● **TO BE DONE**: From the listing below, tally the lines that include "nemico". Return only the total.
───── DATA SHOWN
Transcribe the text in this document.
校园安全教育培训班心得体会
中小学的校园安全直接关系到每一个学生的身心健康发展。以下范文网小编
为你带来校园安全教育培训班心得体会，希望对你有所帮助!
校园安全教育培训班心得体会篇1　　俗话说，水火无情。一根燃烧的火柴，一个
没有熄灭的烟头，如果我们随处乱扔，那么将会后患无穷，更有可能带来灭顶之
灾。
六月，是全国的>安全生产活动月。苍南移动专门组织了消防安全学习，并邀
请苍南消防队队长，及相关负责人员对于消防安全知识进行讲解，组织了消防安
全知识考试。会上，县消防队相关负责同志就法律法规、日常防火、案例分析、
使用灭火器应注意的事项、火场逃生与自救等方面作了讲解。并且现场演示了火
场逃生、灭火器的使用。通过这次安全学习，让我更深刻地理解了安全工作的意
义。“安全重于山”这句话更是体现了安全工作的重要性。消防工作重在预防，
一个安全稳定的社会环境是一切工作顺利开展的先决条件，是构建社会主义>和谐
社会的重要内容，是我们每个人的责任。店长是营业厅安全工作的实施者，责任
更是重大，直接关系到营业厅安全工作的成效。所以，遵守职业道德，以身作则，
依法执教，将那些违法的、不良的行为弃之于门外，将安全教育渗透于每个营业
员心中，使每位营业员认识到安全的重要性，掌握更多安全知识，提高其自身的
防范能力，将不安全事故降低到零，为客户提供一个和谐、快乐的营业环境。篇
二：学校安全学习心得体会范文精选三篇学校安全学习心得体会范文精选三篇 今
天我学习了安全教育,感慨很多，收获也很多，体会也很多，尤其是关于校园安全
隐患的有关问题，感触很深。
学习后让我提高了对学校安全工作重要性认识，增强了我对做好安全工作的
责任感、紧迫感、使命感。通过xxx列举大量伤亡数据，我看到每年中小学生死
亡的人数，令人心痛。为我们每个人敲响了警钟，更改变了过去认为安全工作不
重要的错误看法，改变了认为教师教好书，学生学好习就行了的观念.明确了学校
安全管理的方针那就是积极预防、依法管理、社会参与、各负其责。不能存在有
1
──────────
───── DATA SHOWN
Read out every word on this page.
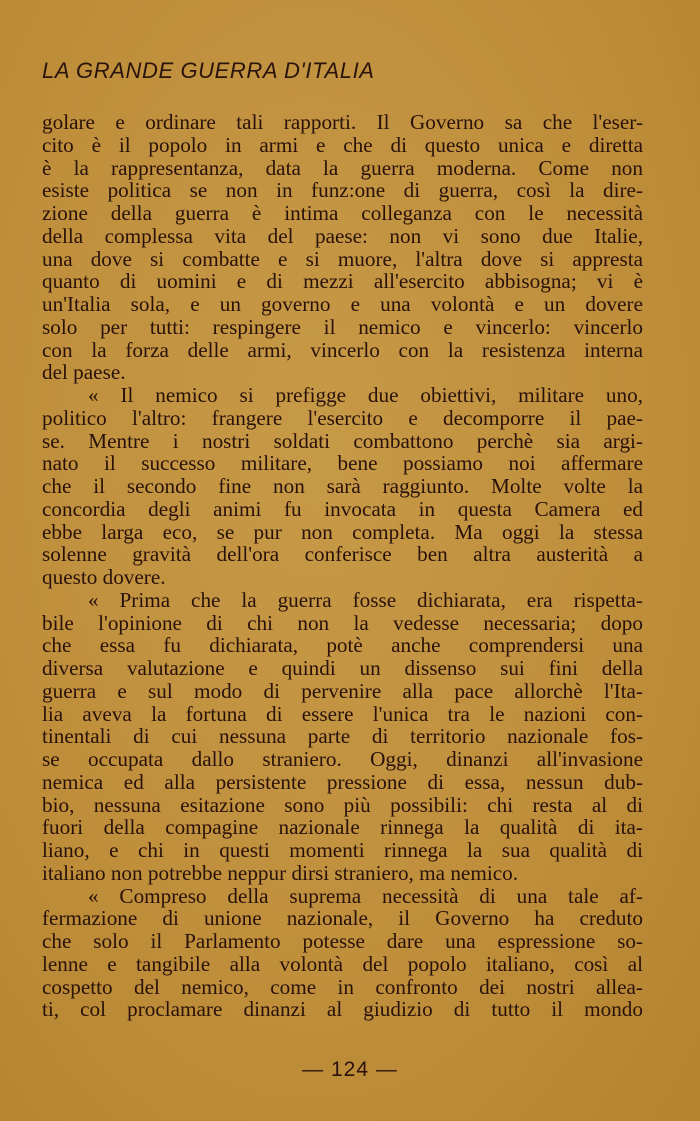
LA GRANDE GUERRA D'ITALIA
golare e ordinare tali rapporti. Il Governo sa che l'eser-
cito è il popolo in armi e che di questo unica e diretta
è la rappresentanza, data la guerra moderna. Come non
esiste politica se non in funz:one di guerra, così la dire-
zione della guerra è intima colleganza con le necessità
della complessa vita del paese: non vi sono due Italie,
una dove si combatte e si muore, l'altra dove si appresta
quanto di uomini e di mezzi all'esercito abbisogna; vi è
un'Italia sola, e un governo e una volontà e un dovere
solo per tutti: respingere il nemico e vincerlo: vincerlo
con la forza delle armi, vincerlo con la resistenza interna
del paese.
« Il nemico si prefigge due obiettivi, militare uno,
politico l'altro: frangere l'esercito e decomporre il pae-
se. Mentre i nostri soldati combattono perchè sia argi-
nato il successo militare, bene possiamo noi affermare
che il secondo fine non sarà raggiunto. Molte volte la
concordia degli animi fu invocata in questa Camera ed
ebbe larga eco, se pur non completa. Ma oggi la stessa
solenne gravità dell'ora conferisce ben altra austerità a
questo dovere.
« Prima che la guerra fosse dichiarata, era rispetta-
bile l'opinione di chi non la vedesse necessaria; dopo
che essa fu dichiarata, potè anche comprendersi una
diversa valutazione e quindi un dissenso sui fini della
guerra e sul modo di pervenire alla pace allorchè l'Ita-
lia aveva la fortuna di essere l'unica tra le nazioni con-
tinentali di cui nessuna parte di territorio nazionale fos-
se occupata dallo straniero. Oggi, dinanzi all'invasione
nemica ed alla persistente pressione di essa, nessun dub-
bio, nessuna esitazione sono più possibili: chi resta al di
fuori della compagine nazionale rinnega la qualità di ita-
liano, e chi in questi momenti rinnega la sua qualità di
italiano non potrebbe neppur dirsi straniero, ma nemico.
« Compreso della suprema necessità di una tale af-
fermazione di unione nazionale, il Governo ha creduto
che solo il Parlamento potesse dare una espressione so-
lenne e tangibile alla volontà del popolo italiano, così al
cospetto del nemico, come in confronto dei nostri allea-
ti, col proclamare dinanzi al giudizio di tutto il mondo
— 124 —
──────────
● **TASK RESULT**: 4